>> Begin
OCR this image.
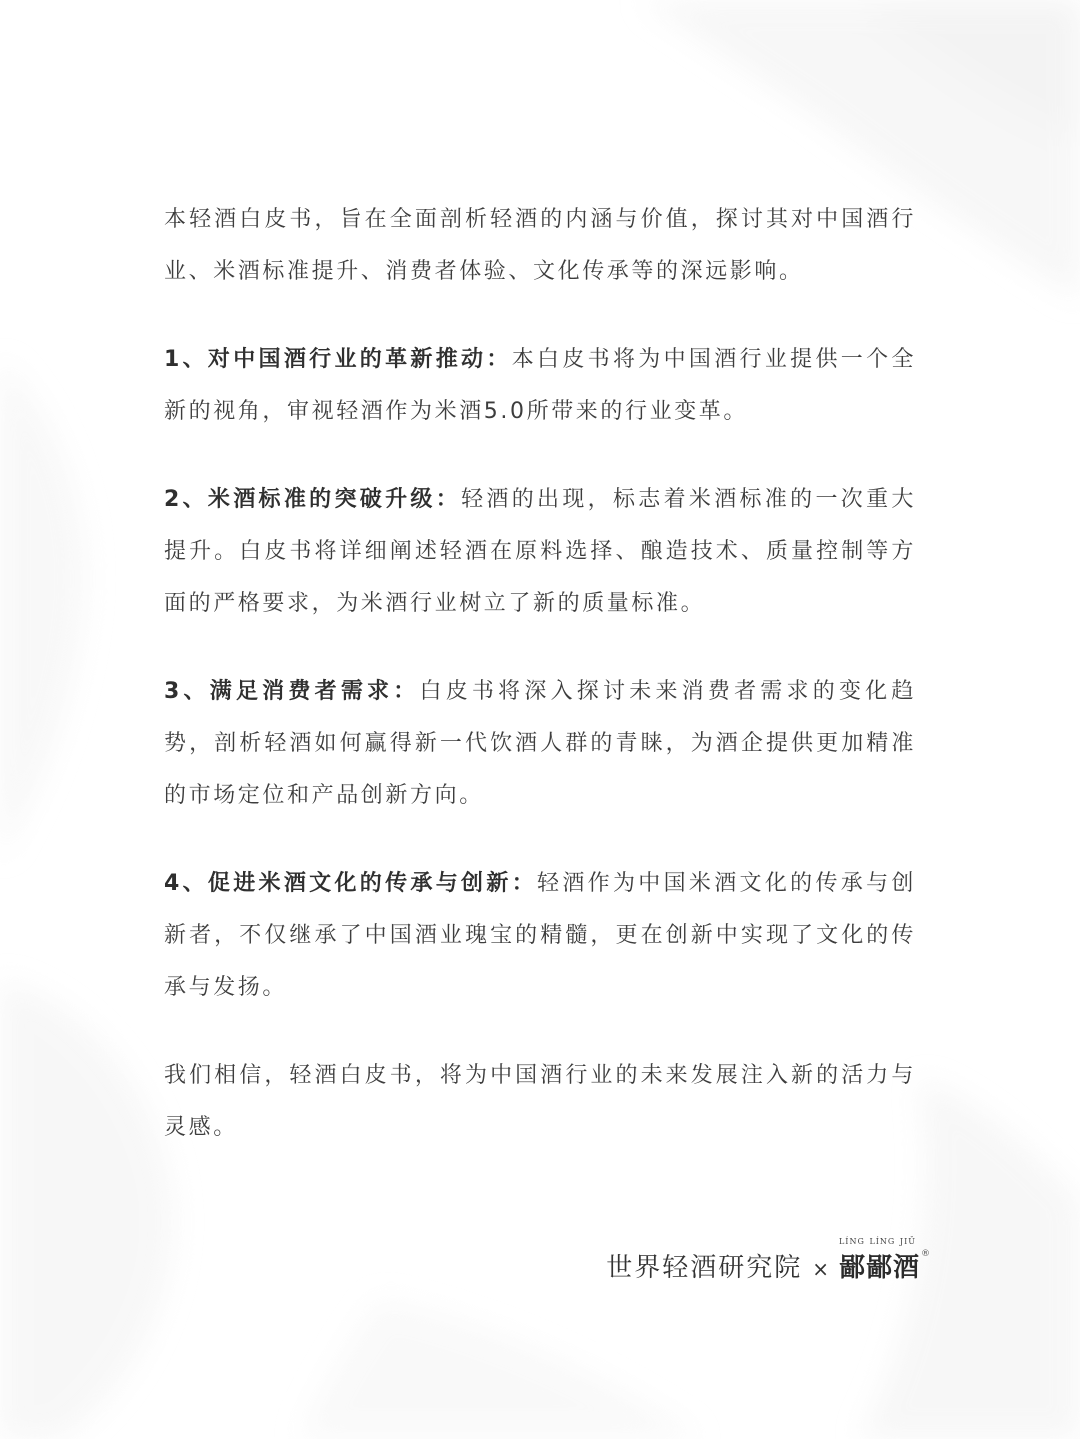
本轻酒白皮书，旨在全面剖析轻酒的内涵与价值，探讨其对中国酒行业、米酒标准提升、消费者体验、文化传承等的深远影响。

1、对中国酒行业的革新推动：本白皮书将为中国酒行业提供一个全新的视角，审视轻酒作为米酒5.0所带来的行业变革。

2、米酒标准的突破升级：轻酒的出现，标志着米酒标准的一次重大提升。白皮书将详细阐述轻酒在原料选择、酿造技术、质量控制等方面的严格要求，为米酒行业树立了新的质量标准。

3、满足消费者需求：白皮书将深入探讨未来消费者需求的变化趋势，剖析轻酒如何赢得新一代饮酒人群的青睐，为酒企提供更加精准的市场定位和产品创新方向。

4、促进米酒文化的传承与创新：轻酒作为中国米酒文化的传承与创新者，不仅继承了中国酒业瑰宝的精髓，更在创新中实现了文化的传承与发扬。

我们相信，轻酒白皮书，将为中国酒行业的未来发展注入新的活力与灵感。

世界轻酒研究院 ×
LÍNG LÍNG JIǓ
鄙鄙酒 ®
>> End
● **Objective**:
In your copy, leave out the pictures and reproduce the material above exactly.

● **Response to the exercise**:
OCR this image.
本轻酒白皮书，旨在全面剖析轻酒的内涵与价值，探讨其对中国酒行业、米酒标准提升、消费者体验、文化传承等的深远影响。

1、对中国酒行业的革新推动：本白皮书将为中国酒行业提供一个全新的视角，审视轻酒作为米酒5.0所带来的行业变革。

2、米酒标准的突破升级：轻酒的出现，标志着米酒标准的一次重大提升。白皮书将详细阐述轻酒在原料选择、酿造技术、质量控制等方面的严格要求，为米酒行业树立了新的质量标准。

3、满足消费者需求：白皮书将深入探讨未来消费者需求的变化趋势，剖析轻酒如何赢得新一代饮酒人群的青睐，为酒企提供更加精准的市场定位和产品创新方向。

4、促进米酒文化的传承与创新：轻酒作为中国米酒文化的传承与创新者，不仅继承了中国酒业瑰宝的精髓，更在创新中实现了文化的传承与发扬。

我们相信，轻酒白皮书，将为中国酒行业的未来发展注入新的活力与灵感。

世界轻酒研究院 ×
LÍNG LÍNG JIǓ
鄙鄙酒 ®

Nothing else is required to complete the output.